What to work on →
Gather all lines in the entries that include the word "they".

Input material →
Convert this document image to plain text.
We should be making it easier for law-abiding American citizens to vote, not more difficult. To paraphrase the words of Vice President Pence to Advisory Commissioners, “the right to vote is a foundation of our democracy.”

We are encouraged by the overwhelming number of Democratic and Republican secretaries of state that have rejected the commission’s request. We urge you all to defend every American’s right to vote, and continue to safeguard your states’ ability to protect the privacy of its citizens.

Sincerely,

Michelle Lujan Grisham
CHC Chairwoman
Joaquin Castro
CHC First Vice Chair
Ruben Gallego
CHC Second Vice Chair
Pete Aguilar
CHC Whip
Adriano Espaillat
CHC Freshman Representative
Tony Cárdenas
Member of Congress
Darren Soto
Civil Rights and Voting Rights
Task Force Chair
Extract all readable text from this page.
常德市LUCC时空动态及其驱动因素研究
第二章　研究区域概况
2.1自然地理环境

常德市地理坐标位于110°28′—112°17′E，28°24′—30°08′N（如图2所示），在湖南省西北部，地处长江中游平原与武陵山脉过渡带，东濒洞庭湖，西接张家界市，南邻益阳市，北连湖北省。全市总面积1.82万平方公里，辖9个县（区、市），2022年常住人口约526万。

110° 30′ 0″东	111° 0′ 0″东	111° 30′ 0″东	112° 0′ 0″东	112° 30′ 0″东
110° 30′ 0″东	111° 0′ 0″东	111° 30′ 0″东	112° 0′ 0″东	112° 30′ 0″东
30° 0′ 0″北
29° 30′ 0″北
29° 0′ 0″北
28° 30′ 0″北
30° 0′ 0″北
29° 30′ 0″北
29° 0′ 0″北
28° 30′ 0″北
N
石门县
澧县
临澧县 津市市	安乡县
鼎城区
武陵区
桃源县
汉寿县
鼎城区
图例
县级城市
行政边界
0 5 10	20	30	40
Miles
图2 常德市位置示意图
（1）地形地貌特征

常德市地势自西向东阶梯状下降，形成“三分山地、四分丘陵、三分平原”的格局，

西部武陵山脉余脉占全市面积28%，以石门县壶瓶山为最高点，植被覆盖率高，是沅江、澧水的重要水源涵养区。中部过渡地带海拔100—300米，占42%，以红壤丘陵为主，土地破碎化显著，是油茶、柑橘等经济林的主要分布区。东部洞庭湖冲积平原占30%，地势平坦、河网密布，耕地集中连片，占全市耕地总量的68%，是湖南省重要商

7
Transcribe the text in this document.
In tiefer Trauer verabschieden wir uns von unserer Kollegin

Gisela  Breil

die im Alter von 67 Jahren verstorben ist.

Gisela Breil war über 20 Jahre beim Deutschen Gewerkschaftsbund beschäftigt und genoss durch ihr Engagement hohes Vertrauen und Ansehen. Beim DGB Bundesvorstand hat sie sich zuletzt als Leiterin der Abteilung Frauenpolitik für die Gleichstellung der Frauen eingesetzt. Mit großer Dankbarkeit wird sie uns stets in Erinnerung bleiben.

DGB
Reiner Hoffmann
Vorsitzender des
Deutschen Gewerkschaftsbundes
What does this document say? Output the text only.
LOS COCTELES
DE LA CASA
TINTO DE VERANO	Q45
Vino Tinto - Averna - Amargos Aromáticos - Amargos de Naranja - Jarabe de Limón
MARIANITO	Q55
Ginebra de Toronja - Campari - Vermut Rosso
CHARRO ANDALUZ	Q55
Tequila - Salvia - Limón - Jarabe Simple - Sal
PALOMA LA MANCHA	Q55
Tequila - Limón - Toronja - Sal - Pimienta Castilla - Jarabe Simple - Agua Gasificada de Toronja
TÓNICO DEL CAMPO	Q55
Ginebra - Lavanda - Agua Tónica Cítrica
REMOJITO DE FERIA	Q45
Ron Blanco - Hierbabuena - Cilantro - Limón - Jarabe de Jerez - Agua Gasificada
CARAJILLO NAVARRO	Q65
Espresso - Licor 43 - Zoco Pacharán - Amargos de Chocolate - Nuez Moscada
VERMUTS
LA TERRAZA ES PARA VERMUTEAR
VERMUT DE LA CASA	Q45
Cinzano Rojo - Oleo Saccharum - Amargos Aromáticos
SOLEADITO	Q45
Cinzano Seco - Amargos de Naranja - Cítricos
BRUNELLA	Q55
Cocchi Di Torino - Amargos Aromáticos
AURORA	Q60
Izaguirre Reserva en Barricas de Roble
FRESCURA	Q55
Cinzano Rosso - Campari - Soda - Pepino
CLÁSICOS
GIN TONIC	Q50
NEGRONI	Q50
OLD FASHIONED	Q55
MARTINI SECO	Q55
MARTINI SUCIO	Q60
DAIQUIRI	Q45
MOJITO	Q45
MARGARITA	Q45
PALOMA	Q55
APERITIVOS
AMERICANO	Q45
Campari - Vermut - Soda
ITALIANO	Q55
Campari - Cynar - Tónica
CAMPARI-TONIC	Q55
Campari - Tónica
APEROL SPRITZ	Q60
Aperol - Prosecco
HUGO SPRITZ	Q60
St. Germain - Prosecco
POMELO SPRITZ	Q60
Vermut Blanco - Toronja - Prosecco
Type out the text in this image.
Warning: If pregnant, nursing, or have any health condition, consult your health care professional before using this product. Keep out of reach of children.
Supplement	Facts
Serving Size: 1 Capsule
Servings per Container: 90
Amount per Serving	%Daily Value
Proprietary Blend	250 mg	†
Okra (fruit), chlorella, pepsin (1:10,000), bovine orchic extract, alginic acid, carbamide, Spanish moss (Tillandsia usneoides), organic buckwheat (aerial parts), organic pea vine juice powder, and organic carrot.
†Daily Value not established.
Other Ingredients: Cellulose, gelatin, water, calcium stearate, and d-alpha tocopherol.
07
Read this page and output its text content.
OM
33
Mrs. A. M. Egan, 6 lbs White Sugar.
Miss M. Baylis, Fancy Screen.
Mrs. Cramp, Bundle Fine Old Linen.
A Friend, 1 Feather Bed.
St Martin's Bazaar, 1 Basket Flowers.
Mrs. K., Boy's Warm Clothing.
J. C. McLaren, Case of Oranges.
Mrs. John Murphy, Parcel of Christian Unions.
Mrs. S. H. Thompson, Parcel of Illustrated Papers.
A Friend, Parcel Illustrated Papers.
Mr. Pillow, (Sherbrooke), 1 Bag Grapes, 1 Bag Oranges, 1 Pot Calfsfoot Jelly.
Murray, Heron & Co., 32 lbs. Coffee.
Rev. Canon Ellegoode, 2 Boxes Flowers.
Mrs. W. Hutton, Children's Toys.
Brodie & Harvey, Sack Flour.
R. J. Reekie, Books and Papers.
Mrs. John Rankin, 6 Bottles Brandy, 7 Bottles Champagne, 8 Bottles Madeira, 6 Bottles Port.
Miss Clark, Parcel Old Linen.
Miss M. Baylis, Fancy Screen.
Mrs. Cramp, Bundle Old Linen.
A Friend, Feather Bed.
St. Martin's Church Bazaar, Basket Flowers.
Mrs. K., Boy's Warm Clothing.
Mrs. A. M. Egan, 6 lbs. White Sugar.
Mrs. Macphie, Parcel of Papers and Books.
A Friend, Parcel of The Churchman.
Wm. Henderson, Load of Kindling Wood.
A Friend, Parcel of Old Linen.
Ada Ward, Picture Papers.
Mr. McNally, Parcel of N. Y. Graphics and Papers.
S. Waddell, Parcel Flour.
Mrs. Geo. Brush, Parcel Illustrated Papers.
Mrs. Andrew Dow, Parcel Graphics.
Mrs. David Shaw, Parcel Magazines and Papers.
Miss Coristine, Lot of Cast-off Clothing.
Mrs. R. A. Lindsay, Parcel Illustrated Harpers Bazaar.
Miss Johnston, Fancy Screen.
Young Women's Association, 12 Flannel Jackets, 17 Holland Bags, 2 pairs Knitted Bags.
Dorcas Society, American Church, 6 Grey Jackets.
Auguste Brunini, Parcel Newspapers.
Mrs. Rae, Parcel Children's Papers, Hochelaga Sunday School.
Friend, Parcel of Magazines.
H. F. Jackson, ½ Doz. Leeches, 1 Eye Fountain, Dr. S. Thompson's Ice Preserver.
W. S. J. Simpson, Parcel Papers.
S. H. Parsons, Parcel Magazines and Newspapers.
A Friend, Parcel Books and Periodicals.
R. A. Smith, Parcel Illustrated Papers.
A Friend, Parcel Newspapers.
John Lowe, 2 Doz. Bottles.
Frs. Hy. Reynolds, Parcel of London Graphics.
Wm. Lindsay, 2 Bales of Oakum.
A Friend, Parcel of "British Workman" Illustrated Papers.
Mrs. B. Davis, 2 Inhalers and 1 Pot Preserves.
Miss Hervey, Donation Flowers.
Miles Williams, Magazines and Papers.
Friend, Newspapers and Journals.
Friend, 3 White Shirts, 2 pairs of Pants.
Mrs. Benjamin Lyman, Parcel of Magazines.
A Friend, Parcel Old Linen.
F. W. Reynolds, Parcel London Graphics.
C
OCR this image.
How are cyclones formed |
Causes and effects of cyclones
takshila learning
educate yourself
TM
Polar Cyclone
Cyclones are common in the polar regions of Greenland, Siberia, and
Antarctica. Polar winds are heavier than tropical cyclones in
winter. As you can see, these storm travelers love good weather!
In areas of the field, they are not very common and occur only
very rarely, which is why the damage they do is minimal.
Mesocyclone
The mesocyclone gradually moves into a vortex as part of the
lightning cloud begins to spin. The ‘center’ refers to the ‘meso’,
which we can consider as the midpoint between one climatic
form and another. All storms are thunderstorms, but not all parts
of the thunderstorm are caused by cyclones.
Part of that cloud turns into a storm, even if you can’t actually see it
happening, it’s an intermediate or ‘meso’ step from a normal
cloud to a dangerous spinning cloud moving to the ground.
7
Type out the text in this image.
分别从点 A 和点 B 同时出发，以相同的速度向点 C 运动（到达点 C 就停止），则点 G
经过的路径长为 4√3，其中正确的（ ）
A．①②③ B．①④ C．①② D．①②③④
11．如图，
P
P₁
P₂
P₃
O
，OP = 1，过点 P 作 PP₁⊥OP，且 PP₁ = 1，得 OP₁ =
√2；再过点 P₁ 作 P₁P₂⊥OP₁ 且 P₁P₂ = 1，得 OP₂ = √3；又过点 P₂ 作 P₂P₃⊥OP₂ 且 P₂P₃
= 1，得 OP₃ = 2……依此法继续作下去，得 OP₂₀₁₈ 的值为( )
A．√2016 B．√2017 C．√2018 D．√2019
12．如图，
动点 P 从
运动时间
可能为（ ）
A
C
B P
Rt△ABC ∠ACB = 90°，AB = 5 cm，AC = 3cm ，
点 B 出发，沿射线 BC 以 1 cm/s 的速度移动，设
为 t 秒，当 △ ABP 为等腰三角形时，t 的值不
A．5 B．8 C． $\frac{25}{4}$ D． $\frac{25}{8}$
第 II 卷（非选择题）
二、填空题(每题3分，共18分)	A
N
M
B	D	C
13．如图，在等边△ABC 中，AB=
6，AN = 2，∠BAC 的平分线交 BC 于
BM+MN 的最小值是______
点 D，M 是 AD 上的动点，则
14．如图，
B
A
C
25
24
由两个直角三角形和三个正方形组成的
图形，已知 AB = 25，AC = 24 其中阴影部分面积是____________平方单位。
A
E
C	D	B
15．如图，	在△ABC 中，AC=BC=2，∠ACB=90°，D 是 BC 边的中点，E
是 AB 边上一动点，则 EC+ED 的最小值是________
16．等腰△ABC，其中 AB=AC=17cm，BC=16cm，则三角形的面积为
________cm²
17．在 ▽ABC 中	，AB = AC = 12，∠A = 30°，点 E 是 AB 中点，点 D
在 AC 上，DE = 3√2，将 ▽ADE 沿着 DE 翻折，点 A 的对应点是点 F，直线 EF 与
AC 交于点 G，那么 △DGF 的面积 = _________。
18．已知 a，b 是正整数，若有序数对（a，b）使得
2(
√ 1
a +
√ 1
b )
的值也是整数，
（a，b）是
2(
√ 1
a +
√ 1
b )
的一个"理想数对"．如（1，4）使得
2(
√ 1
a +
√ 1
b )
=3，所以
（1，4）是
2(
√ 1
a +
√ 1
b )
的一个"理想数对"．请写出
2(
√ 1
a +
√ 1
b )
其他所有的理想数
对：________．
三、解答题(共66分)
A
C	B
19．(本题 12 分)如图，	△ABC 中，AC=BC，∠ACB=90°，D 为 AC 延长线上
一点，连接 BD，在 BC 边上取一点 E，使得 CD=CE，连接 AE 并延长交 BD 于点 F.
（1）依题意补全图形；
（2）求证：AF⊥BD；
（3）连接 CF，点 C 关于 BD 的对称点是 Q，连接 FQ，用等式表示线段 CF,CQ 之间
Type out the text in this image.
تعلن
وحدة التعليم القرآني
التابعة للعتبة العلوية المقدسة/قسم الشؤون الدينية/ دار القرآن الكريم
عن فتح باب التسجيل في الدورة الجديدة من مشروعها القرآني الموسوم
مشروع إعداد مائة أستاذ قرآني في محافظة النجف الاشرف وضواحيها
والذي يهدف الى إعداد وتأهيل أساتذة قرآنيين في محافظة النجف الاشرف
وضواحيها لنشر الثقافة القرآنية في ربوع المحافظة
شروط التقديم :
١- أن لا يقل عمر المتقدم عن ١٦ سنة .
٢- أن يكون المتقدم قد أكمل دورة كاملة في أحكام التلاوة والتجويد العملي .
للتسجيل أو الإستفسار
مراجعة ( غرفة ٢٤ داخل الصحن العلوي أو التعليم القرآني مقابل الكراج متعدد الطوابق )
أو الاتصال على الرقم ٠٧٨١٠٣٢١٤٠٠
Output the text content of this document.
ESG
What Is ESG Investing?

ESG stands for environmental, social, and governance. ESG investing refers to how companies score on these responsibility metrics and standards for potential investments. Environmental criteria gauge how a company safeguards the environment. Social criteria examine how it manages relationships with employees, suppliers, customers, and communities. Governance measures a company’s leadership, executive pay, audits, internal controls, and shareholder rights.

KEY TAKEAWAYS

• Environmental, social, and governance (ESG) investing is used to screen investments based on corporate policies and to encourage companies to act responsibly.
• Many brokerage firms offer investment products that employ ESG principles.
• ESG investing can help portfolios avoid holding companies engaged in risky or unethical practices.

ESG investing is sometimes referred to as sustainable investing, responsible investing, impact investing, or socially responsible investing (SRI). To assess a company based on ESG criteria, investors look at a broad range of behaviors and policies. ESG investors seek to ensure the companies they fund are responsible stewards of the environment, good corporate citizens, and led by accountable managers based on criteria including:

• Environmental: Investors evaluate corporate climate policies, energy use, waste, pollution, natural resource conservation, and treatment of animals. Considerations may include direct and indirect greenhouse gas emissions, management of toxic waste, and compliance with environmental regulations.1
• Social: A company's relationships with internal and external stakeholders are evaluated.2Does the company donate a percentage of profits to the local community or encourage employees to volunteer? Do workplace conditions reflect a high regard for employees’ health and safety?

Answer →
In areas of the field, they are not very common and occur only
very rarely, which is why the damage they do is minimal.
ESG investing is sometimes referred to as sustainable investing, responsible investing, impact investing, or socially responsible investing (SRI). To assess a company based on ESG criteria, investors look at a broad range of behaviors and policies. ESG investors seek to ensure the companies they fund are responsible stewards of the environment, good corporate citizens, and led by accountable managers based on criteria including:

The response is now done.